Copy out each line in the material below that has the word "Verfasser".

══ Record set

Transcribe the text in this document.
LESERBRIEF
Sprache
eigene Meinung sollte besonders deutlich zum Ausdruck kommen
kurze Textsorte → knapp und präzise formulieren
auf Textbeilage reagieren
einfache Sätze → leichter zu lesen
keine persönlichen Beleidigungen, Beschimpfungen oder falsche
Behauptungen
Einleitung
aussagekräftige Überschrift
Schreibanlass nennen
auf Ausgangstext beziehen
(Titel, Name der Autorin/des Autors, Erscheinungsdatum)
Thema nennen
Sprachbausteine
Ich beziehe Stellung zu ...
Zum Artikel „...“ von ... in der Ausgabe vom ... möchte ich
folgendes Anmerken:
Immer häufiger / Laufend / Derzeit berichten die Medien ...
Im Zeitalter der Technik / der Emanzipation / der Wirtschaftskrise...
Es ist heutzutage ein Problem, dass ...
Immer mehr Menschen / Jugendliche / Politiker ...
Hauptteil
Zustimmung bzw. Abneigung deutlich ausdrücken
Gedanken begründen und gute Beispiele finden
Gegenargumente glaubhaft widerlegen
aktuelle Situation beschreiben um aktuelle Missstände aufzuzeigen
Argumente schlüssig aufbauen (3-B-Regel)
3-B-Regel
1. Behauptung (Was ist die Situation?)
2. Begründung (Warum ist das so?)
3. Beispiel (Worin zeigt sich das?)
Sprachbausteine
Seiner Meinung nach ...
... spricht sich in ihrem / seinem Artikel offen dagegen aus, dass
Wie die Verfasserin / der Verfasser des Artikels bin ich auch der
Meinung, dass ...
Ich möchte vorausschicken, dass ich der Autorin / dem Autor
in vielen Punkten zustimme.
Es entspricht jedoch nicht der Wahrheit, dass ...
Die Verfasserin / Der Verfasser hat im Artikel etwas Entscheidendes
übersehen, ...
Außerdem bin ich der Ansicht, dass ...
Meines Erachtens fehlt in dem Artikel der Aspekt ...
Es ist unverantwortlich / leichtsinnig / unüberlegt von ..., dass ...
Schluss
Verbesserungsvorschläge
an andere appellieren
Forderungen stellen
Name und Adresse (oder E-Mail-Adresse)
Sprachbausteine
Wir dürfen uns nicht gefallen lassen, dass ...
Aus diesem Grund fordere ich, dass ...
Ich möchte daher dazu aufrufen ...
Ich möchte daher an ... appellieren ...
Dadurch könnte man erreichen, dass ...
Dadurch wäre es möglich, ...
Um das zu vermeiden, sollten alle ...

════

▶ **Exercise output**
Wie die Verfasserin / der Verfasser des Artikels bin ich auch der
Die Verfasserin / Der Verfasser hat im Artikel etwas Entscheidendes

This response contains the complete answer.